Exercise directions: Do any lines in the data below contain "Харкова"? If so, copy every one of them.

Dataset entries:
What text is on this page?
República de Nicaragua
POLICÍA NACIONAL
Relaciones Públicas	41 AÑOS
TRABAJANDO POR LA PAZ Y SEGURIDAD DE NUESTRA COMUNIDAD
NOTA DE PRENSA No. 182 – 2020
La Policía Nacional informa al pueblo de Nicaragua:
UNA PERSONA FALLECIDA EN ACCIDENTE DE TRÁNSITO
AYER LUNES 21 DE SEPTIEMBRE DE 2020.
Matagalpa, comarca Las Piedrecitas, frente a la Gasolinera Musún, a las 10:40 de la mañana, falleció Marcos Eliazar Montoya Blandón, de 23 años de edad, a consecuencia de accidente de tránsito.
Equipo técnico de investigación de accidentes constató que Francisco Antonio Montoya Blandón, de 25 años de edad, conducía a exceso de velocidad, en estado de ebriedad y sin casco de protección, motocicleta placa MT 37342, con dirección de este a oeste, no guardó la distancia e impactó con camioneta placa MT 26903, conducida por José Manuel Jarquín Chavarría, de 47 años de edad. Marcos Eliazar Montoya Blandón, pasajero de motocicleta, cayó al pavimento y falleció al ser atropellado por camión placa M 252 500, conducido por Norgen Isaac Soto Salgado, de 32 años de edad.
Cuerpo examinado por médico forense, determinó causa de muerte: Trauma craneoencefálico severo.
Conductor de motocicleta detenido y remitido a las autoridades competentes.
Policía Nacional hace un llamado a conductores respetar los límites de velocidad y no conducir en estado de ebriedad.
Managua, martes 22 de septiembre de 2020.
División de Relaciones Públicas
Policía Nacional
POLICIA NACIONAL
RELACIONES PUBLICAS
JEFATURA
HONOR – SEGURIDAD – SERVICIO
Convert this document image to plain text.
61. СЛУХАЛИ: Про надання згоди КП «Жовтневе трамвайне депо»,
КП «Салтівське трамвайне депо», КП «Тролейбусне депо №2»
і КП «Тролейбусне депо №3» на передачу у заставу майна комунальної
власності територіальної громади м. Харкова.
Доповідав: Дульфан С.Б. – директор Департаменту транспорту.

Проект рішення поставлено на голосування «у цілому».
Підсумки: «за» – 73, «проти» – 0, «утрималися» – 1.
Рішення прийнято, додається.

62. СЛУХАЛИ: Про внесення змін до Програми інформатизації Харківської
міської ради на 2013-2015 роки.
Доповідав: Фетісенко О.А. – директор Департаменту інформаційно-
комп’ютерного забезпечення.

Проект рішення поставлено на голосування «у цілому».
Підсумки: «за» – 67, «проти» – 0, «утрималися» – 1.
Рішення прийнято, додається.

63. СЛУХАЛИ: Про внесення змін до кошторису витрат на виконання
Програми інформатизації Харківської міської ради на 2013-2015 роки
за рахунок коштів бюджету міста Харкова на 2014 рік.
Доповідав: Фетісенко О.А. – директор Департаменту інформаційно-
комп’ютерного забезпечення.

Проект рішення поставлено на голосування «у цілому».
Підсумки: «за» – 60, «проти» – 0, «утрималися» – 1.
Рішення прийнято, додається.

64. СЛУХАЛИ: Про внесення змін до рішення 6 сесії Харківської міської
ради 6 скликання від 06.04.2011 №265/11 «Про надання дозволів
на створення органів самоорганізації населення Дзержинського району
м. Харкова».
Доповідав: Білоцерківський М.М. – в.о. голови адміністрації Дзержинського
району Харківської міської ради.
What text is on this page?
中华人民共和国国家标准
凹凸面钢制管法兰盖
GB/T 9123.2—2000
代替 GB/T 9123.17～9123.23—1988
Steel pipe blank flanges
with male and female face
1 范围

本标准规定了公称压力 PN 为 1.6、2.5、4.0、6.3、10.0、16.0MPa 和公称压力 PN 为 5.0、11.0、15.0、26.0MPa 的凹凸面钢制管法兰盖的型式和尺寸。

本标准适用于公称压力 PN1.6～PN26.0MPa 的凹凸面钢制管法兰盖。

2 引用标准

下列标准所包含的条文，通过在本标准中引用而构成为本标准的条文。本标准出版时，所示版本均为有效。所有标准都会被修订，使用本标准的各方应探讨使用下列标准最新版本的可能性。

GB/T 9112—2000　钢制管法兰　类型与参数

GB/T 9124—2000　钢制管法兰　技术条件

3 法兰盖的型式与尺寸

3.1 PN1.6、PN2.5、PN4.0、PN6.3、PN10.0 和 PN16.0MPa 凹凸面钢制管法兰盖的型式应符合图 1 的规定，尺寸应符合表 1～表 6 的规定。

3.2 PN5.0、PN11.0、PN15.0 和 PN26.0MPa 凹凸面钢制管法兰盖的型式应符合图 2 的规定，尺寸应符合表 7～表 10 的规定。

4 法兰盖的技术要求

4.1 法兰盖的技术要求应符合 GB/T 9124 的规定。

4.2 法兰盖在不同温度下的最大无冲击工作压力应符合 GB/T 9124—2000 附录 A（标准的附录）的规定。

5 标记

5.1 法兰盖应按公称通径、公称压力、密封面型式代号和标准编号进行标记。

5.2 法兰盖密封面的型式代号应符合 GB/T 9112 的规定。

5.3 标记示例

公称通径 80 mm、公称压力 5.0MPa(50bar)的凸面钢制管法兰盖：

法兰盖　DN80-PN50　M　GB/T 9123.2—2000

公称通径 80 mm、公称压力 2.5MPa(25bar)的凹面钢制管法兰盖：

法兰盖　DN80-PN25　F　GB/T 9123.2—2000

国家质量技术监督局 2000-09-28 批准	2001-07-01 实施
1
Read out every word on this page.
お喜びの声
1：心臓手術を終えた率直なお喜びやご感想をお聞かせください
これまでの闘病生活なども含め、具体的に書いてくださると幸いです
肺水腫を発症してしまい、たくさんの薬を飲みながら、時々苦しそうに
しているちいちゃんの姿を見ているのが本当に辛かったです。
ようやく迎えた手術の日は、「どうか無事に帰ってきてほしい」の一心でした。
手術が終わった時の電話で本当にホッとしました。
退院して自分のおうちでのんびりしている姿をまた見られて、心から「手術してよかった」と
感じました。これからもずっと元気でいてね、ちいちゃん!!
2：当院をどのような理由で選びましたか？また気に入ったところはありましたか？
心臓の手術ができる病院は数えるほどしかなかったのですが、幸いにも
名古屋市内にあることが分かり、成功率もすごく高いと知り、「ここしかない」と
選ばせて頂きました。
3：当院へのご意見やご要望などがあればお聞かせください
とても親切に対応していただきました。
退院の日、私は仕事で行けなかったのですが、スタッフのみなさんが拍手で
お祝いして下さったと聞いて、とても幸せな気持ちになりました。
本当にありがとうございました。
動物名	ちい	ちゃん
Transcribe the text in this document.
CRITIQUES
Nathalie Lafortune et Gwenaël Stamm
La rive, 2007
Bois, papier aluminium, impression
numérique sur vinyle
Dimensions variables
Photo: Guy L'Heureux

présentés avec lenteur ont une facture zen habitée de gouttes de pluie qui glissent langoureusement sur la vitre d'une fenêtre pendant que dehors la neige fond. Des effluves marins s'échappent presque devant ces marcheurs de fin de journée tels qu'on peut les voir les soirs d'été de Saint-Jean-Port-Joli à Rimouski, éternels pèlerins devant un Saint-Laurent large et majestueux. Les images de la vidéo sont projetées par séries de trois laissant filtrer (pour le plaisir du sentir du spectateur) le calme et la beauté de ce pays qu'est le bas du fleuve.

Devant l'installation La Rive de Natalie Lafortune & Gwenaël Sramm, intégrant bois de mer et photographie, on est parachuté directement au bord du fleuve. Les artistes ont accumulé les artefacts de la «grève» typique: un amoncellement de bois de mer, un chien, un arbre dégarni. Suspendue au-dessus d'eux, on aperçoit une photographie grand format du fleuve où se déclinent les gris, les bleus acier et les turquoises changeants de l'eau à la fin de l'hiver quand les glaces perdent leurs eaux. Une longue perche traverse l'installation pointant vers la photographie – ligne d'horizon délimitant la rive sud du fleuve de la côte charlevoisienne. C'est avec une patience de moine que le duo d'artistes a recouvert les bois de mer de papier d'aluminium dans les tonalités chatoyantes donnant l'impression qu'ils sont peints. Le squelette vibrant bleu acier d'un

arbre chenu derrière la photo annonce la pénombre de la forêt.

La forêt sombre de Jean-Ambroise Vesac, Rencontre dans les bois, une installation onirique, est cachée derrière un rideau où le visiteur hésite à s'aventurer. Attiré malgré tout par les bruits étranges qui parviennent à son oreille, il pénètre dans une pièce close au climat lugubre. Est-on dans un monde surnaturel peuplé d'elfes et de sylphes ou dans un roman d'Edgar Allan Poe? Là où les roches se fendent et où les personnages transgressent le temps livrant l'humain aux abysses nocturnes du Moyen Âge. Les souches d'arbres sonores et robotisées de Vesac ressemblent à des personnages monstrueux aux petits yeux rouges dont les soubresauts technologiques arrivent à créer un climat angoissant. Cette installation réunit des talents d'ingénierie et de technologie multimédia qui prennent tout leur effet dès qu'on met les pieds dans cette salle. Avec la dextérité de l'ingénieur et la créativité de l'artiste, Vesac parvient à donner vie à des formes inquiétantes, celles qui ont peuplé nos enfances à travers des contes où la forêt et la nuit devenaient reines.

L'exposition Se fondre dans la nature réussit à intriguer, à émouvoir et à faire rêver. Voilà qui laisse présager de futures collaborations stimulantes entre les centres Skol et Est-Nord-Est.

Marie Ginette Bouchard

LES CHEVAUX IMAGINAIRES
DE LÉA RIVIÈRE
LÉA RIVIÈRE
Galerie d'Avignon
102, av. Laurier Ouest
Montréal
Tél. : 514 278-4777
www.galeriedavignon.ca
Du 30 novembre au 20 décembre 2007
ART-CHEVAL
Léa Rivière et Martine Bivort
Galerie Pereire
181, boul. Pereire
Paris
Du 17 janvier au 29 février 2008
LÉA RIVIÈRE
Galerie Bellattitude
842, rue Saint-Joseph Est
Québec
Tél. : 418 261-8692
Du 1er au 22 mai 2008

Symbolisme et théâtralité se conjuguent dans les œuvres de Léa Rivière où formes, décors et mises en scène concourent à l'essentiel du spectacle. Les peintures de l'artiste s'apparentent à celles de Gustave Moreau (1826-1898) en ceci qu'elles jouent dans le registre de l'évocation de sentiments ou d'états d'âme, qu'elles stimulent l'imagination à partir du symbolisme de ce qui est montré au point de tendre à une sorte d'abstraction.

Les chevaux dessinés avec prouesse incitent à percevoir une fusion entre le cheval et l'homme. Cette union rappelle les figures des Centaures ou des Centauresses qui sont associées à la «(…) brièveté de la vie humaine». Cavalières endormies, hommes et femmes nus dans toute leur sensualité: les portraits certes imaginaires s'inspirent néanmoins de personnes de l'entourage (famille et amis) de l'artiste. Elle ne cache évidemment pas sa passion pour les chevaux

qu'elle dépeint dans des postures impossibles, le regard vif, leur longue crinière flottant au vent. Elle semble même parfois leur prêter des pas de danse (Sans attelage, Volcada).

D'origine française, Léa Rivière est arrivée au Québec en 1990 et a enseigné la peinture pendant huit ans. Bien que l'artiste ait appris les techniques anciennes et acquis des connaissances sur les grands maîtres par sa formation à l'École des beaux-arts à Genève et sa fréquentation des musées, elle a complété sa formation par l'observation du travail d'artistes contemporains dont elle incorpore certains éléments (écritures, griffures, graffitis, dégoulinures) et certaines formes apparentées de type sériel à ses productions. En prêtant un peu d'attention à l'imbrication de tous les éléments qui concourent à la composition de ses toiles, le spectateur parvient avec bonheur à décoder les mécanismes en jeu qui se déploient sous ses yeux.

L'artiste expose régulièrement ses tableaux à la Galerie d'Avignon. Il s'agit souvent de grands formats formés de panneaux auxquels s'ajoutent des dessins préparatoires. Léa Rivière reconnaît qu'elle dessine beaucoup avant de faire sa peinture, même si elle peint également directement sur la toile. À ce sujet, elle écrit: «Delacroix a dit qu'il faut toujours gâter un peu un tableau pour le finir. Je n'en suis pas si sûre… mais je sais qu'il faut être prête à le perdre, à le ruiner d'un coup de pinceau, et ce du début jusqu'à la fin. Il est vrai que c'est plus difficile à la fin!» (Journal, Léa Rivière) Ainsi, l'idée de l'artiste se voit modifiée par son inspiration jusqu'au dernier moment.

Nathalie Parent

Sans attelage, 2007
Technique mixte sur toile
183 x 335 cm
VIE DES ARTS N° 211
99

Written reply:
власності територіальної громади м. Харкова.
за рахунок коштів бюджету міста Харкова на 2014 рік.
м. Харкова».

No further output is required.